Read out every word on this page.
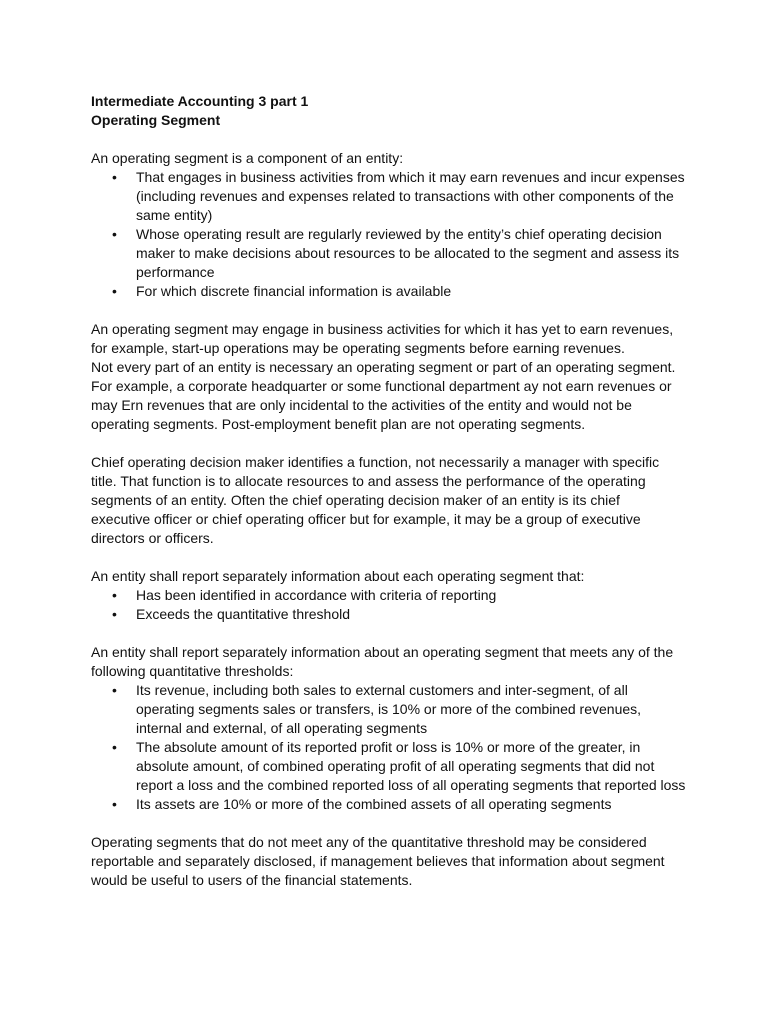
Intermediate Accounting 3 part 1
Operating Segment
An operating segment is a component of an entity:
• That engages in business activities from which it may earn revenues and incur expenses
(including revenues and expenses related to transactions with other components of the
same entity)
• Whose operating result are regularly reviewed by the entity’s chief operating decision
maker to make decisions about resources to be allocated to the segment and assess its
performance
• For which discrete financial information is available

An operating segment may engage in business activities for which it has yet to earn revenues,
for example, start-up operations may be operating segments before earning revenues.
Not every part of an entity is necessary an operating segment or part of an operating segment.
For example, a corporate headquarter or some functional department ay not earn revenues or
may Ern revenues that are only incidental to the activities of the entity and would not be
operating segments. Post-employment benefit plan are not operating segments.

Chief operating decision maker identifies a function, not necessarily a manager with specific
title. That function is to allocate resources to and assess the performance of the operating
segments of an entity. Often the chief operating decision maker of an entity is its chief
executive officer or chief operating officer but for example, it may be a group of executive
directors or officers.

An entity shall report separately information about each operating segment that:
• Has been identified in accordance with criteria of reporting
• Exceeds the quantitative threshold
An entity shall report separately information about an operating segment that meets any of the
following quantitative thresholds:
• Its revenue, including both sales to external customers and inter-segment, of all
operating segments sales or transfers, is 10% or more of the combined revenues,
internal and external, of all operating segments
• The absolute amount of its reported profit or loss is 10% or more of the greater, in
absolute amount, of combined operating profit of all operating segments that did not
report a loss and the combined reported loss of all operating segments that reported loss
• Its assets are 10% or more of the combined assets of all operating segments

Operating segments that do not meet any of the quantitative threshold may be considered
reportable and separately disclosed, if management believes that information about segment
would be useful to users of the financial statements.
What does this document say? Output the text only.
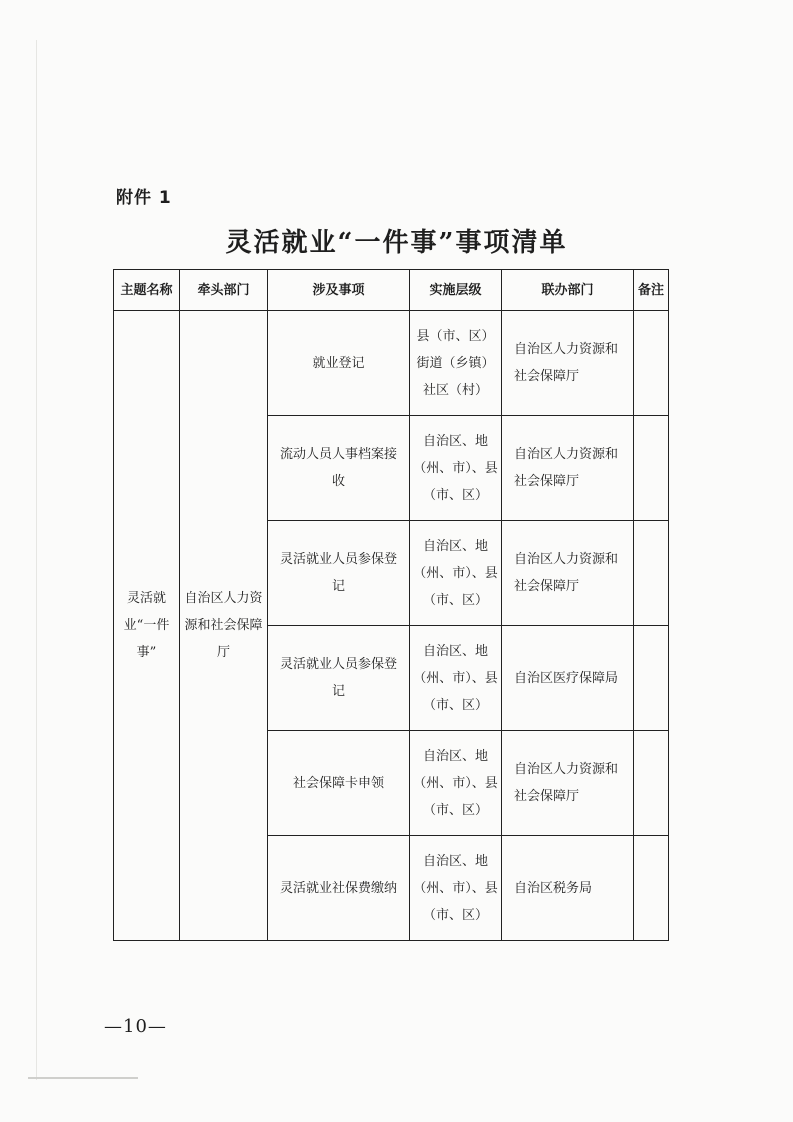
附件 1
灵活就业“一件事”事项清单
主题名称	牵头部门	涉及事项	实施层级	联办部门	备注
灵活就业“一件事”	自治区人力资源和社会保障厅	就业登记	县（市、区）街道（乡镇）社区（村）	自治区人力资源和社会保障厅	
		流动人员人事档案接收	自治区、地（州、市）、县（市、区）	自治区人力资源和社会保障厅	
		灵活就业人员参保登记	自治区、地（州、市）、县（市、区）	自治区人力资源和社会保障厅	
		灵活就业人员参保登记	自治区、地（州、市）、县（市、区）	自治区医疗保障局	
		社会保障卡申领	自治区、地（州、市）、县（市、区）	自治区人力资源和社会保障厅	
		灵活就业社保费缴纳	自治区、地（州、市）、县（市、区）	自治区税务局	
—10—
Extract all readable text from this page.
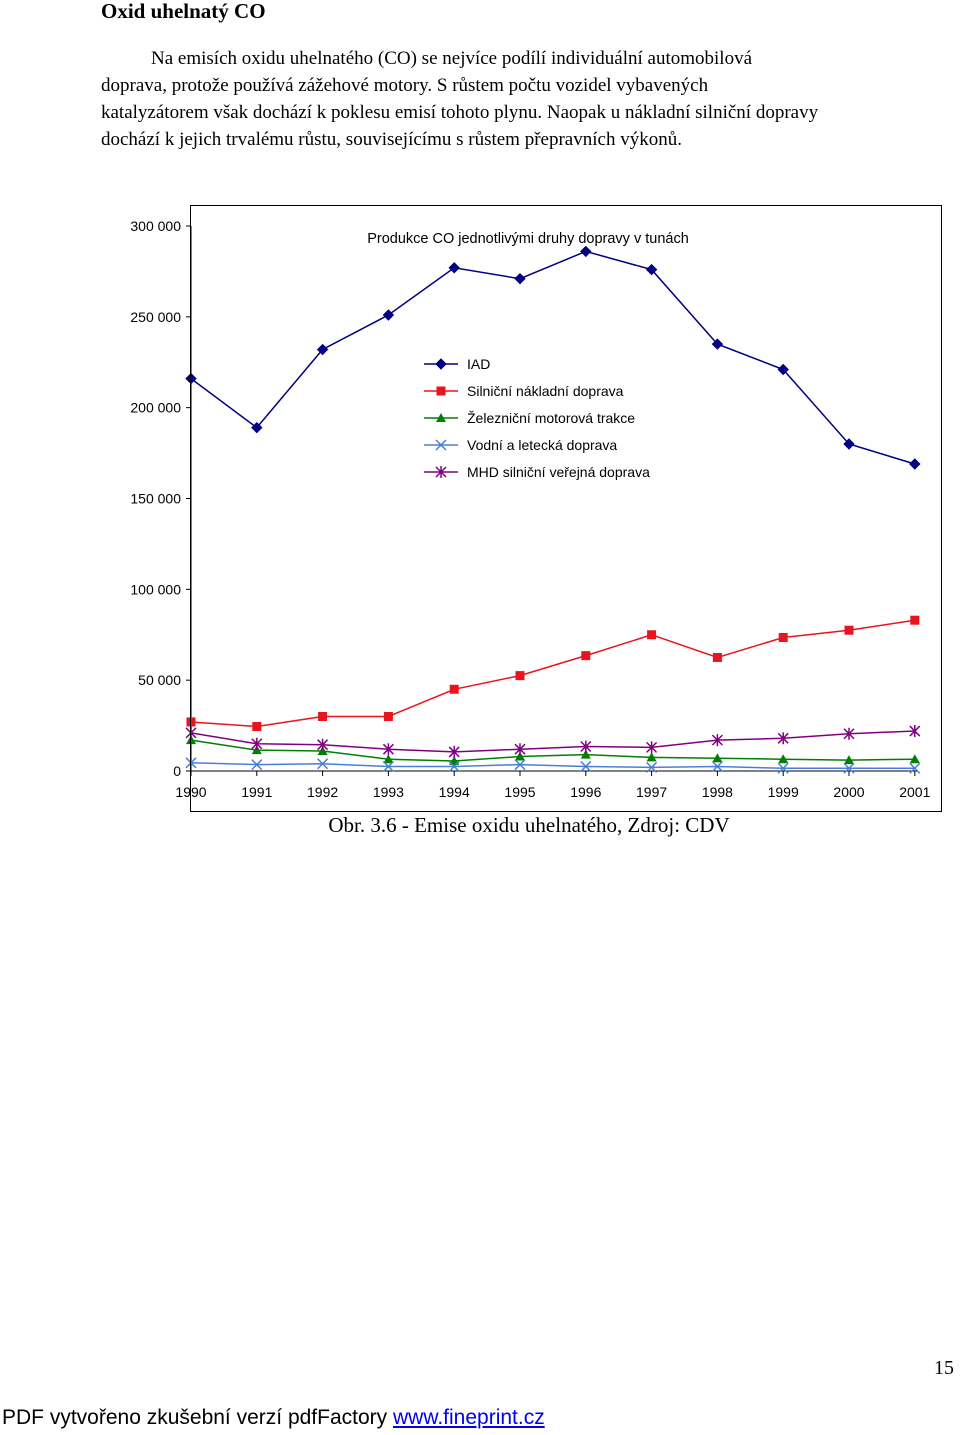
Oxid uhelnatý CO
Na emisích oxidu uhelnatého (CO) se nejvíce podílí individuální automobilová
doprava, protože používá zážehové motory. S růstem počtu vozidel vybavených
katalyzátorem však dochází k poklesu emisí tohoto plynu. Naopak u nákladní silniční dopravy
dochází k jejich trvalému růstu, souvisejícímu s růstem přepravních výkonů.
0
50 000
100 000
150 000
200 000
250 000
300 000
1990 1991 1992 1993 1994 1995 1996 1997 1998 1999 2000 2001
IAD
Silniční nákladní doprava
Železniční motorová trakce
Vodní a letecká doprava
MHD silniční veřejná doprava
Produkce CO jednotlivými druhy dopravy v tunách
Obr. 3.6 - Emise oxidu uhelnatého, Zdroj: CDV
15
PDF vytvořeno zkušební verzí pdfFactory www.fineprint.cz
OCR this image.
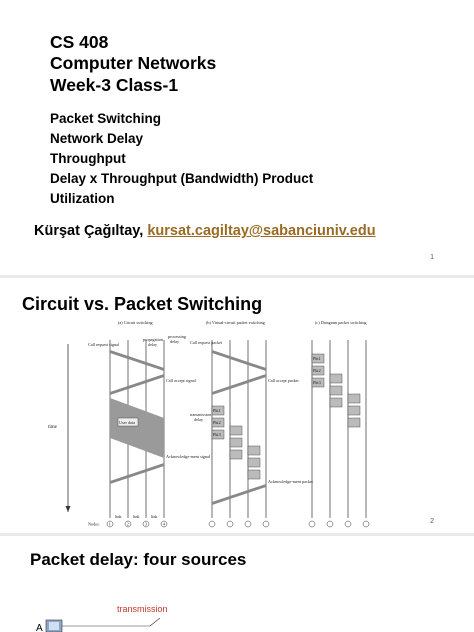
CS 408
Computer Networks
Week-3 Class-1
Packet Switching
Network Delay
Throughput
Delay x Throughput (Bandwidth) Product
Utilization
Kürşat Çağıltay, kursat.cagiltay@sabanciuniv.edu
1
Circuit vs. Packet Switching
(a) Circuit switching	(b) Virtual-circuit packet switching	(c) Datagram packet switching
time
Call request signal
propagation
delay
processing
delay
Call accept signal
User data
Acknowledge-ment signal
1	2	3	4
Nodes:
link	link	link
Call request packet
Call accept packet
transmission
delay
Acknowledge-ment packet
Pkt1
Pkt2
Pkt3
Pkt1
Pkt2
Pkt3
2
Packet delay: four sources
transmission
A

→ **Exercise goal**: Pictures stay out; retype only the lines from the line containing "OCR this image." through the end of the listing, inclusive, exactly as they appear.

→ **Answer for the task**:
OCR this image.
CS 408
Computer Networks
Week-3 Class-1
Packet Switching
Network Delay
Throughput
Delay x Throughput (Bandwidth) Product
Utilization
Kürşat Çağıltay, kursat.cagiltay@sabanciuniv.edu
1
Circuit vs. Packet Switching
(a) Circuit switching	(b) Virtual-circuit packet switching	(c) Datagram packet switching
time
Call request signal
propagation
delay
processing
delay
Call accept signal
User data
Acknowledge-ment signal
1	2	3	4
Nodes:
link	link	link
Call request packet
Call accept packet
transmission
delay
Acknowledge-ment packet
Pkt1
Pkt2
Pkt3
Pkt1
Pkt2
Pkt3
2
Packet delay: four sources
transmission
A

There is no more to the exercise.